··· Records for this exercise ···

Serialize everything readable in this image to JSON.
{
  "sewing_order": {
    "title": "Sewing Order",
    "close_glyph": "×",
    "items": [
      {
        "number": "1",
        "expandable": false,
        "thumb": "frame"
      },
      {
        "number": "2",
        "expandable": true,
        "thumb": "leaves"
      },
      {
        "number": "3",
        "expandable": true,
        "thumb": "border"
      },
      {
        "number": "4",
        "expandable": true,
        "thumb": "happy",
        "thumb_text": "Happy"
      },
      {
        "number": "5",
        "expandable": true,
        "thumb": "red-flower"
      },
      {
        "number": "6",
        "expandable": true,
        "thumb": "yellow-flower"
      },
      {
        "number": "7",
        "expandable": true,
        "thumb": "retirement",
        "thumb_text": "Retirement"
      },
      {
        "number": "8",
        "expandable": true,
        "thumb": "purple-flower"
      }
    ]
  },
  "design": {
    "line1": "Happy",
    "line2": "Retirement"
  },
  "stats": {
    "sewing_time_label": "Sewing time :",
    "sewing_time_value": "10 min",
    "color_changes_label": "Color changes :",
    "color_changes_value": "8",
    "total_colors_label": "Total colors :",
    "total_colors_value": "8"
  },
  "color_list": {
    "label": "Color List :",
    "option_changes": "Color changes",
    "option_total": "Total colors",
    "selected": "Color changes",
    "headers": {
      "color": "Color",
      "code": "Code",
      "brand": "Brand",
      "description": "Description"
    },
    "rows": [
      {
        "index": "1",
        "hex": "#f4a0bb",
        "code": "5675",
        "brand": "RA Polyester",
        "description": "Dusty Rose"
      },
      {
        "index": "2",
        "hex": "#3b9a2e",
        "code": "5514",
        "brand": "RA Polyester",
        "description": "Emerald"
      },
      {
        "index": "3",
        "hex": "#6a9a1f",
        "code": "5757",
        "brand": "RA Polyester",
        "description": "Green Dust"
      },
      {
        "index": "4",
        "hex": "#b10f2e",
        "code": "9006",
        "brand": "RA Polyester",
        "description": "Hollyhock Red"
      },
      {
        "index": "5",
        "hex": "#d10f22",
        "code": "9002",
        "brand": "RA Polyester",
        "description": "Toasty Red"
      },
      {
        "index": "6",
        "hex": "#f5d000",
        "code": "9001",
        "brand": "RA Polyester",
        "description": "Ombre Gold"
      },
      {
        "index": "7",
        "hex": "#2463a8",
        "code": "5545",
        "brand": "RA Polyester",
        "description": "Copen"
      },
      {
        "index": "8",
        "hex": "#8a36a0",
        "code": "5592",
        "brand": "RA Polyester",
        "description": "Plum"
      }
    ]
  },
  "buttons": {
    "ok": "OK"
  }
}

···

## Job
Set down the entries above again, word for word.

## Completed task
Serialize everything readable in this image to JSON.
{
  "sewing_order": {
    "title": "Sewing Order",
    "close_glyph": "×",
    "items": [
      {
        "number": "1",
        "expandable": false,
        "thumb": "frame"
      },
      {
        "number": "2",
        "expandable": true,
        "thumb": "leaves"
      },
      {
        "number": "3",
        "expandable": true,
        "thumb": "border"
      },
      {
        "number": "4",
        "expandable": true,
        "thumb": "happy",
        "thumb_text": "Happy"
      },
      {
        "number": "5",
        "expandable": true,
        "thumb": "red-flower"
      },
      {
        "number": "6",
        "expandable": true,
        "thumb": "yellow-flower"
      },
      {
        "number": "7",
        "expandable": true,
        "thumb": "retirement",
        "thumb_text": "Retirement"
      },
      {
        "number": "8",
        "expandable": true,
        "thumb": "purple-flower"
      }
    ]
  },
  "design": {
    "line1": "Happy",
    "line2": "Retirement"
  },
  "stats": {
    "sewing_time_label": "Sewing time :",
    "sewing_time_value": "10 min",
    "color_changes_label": "Color changes :",
    "color_changes_value": "8",
    "total_colors_label": "Total colors :",
    "total_colors_value": "8"
  },
  "color_list": {
    "label": "Color List :",
    "option_changes": "Color changes",
    "option_total": "Total colors",
    "selected": "Color changes",
    "headers": {
      "color": "Color",
      "code": "Code",
      "brand": "Brand",
      "description": "Description"
    },
    "rows": [
      {
        "index": "1",
        "hex": "#f4a0bb",
        "code": "5675",
        "brand": "RA Polyester",
        "description": "Dusty Rose"
      },
      {
        "index": "2",
        "hex": "#3b9a2e",
        "code": "5514",
        "brand": "RA Polyester",
        "description": "Emerald"
      },
      {
        "index": "3",
        "hex": "#6a9a1f",
        "code": "5757",
        "brand": "RA Polyester",
        "description": "Green Dust"
      },
      {
        "index": "4",
        "hex": "#b10f2e",
        "code": "9006",
        "brand": "RA Polyester",
        "description": "Hollyhock Red"
      },
      {
        "index": "5",
        "hex": "#d10f22",
        "code": "9002",
        "brand": "RA Polyester",
        "description": "Toasty Red"
      },
      {
        "index": "6",
        "hex": "#f5d000",
        "code": "9001",
        "brand": "RA Polyester",
        "description": "Ombre Gold"
      },
      {
        "index": "7",
        "hex": "#2463a8",
        "code": "5545",
        "brand": "RA Polyester",
        "description": "Copen"
      },
      {
        "index": "8",
        "hex": "#8a36a0",
        "code": "5592",
        "brand": "RA Polyester",
        "description": "Plum"
      }
    ]
  },
  "buttons": {
    "ok": "OK"
  }
}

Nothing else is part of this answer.